INSTRUCTIONS TO FOLLOW
Set down every entry word for word. Omit the pictures.

[Data records]
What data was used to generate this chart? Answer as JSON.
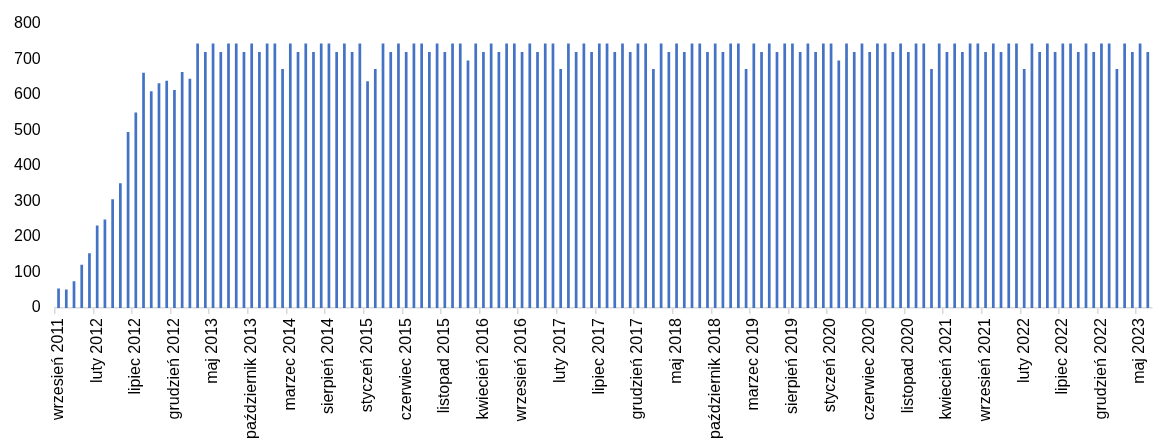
{
  "chart_data": {
    "type": "bar",
    "categories": [
      "wrzesień 2011",
      null,
      null,
      null,
      null,
      "luty 2012",
      null,
      null,
      null,
      null,
      "lipiec 2012",
      null,
      null,
      null,
      null,
      "grudzień 2012",
      null,
      null,
      null,
      null,
      "maj 2013",
      null,
      null,
      null,
      null,
      "październik 2013",
      null,
      null,
      null,
      null,
      "marzec 2014",
      null,
      null,
      null,
      null,
      "sierpień 2014",
      null,
      null,
      null,
      null,
      "styczeń 2015",
      null,
      null,
      null,
      null,
      "czerwiec 2015",
      null,
      null,
      null,
      null,
      "listopad 2015",
      null,
      null,
      null,
      null,
      "kwiecień 2016",
      null,
      null,
      null,
      null,
      "wrzesień 2016",
      null,
      null,
      null,
      null,
      "luty 2017",
      null,
      null,
      null,
      null,
      "lipiec 2017",
      null,
      null,
      null,
      null,
      "grudzień 2017",
      null,
      null,
      null,
      null,
      "maj 2018",
      null,
      null,
      null,
      null,
      "październik 2018",
      null,
      null,
      null,
      null,
      "marzec 2019",
      null,
      null,
      null,
      null,
      "sierpień 2019",
      null,
      null,
      null,
      null,
      "styczeń 2020",
      null,
      null,
      null,
      null,
      "czerwiec 2020",
      null,
      null,
      null,
      null,
      "listopad 2020",
      null,
      null,
      null,
      null,
      "kwiecień 2021",
      null,
      null,
      null,
      null,
      "wrzesień 2021",
      null,
      null,
      null,
      null,
      "luty 2022",
      null,
      null,
      null,
      null,
      "lipiec 2022",
      null,
      null,
      null,
      null,
      "grudzień 2022",
      null,
      null,
      null,
      null,
      "maj 2023",
      null
    ],
    "values": [
      55,
      52,
      75,
      122,
      154,
      232,
      249,
      306,
      351,
      495,
      550,
      662,
      610,
      632,
      639,
      613,
      664,
      645,
      744,
      720,
      744,
      720,
      744,
      744,
      720,
      744,
      720,
      744,
      744,
      672,
      744,
      720,
      744,
      720,
      744,
      744,
      720,
      744,
      720,
      744,
      638,
      672,
      744,
      720,
      744,
      720,
      744,
      744,
      720,
      744,
      720,
      744,
      744,
      696,
      744,
      720,
      744,
      720,
      744,
      744,
      720,
      744,
      720,
      744,
      744,
      672,
      744,
      720,
      744,
      720,
      744,
      744,
      720,
      744,
      720,
      744,
      744,
      672,
      744,
      720,
      744,
      720,
      744,
      744,
      720,
      744,
      720,
      744,
      744,
      672,
      744,
      720,
      744,
      720,
      744,
      744,
      720,
      744,
      720,
      744,
      744,
      696,
      744,
      720,
      744,
      720,
      744,
      744,
      720,
      744,
      720,
      744,
      744,
      672,
      744,
      720,
      744,
      720,
      744,
      744,
      720,
      744,
      720,
      744,
      744,
      672,
      744,
      720,
      744,
      720,
      744,
      744,
      720,
      744,
      720,
      744,
      744,
      672,
      744,
      720,
      744,
      720
    ],
    "color": "#4472c4",
    "ylim": [
      0,
      800
    ],
    "yticks": [
      0,
      100,
      200,
      300,
      400,
      500,
      600,
      700,
      800
    ],
    "grid": false,
    "legend": false
  }
}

THE COMPLETED TASK
What data was used to generate this chart? Answer as JSON.
{
  "chart_data": {
    "type": "bar",
    "categories": [
      "wrzesień 2011",
      null,
      null,
      null,
      null,
      "luty 2012",
      null,
      null,
      null,
      null,
      "lipiec 2012",
      null,
      null,
      null,
      null,
      "grudzień 2012",
      null,
      null,
      null,
      null,
      "maj 2013",
      null,
      null,
      null,
      null,
      "październik 2013",
      null,
      null,
      null,
      null,
      "marzec 2014",
      null,
      null,
      null,
      null,
      "sierpień 2014",
      null,
      null,
      null,
      null,
      "styczeń 2015",
      null,
      null,
      null,
      null,
      "czerwiec 2015",
      null,
      null,
      null,
      null,
      "listopad 2015",
      null,
      null,
      null,
      null,
      "kwiecień 2016",
      null,
      null,
      null,
      null,
      "wrzesień 2016",
      null,
      null,
      null,
      null,
      "luty 2017",
      null,
      null,
      null,
      null,
      "lipiec 2017",
      null,
      null,
      null,
      null,
      "grudzień 2017",
      null,
      null,
      null,
      null,
      "maj 2018",
      null,
      null,
      null,
      null,
      "październik 2018",
      null,
      null,
      null,
      null,
      "marzec 2019",
      null,
      null,
      null,
      null,
      "sierpień 2019",
      null,
      null,
      null,
      null,
      "styczeń 2020",
      null,
      null,
      null,
      null,
      "czerwiec 2020",
      null,
      null,
      null,
      null,
      "listopad 2020",
      null,
      null,
      null,
      null,
      "kwiecień 2021",
      null,
      null,
      null,
      null,
      "wrzesień 2021",
      null,
      null,
      null,
      null,
      "luty 2022",
      null,
      null,
      null,
      null,
      "lipiec 2022",
      null,
      null,
      null,
      null,
      "grudzień 2022",
      null,
      null,
      null,
      null,
      "maj 2023",
      null
    ],
    "values": [
      55,
      52,
      75,
      122,
      154,
      232,
      249,
      306,
      351,
      495,
      550,
      662,
      610,
      632,
      639,
      613,
      664,
      645,
      744,
      720,
      744,
      720,
      744,
      744,
      720,
      744,
      720,
      744,
      744,
      672,
      744,
      720,
      744,
      720,
      744,
      744,
      720,
      744,
      720,
      744,
      638,
      672,
      744,
      720,
      744,
      720,
      744,
      744,
      720,
      744,
      720,
      744,
      744,
      696,
      744,
      720,
      744,
      720,
      744,
      744,
      720,
      744,
      720,
      744,
      744,
      672,
      744,
      720,
      744,
      720,
      744,
      744,
      720,
      744,
      720,
      744,
      744,
      672,
      744,
      720,
      744,
      720,
      744,
      744,
      720,
      744,
      720,
      744,
      744,
      672,
      744,
      720,
      744,
      720,
      744,
      744,
      720,
      744,
      720,
      744,
      744,
      696,
      744,
      720,
      744,
      720,
      744,
      744,
      720,
      744,
      720,
      744,
      744,
      672,
      744,
      720,
      744,
      720,
      744,
      744,
      720,
      744,
      720,
      744,
      744,
      672,
      744,
      720,
      744,
      720,
      744,
      744,
      720,
      744,
      720,
      744,
      744,
      672,
      744,
      720,
      744,
      720
    ],
    "color": "#4472c4",
    "ylim": [
      0,
      800
    ],
    "yticks": [
      0,
      100,
      200,
      300,
      400,
      500,
      600,
      700,
      800
    ],
    "grid": false,
    "legend": false
  }
}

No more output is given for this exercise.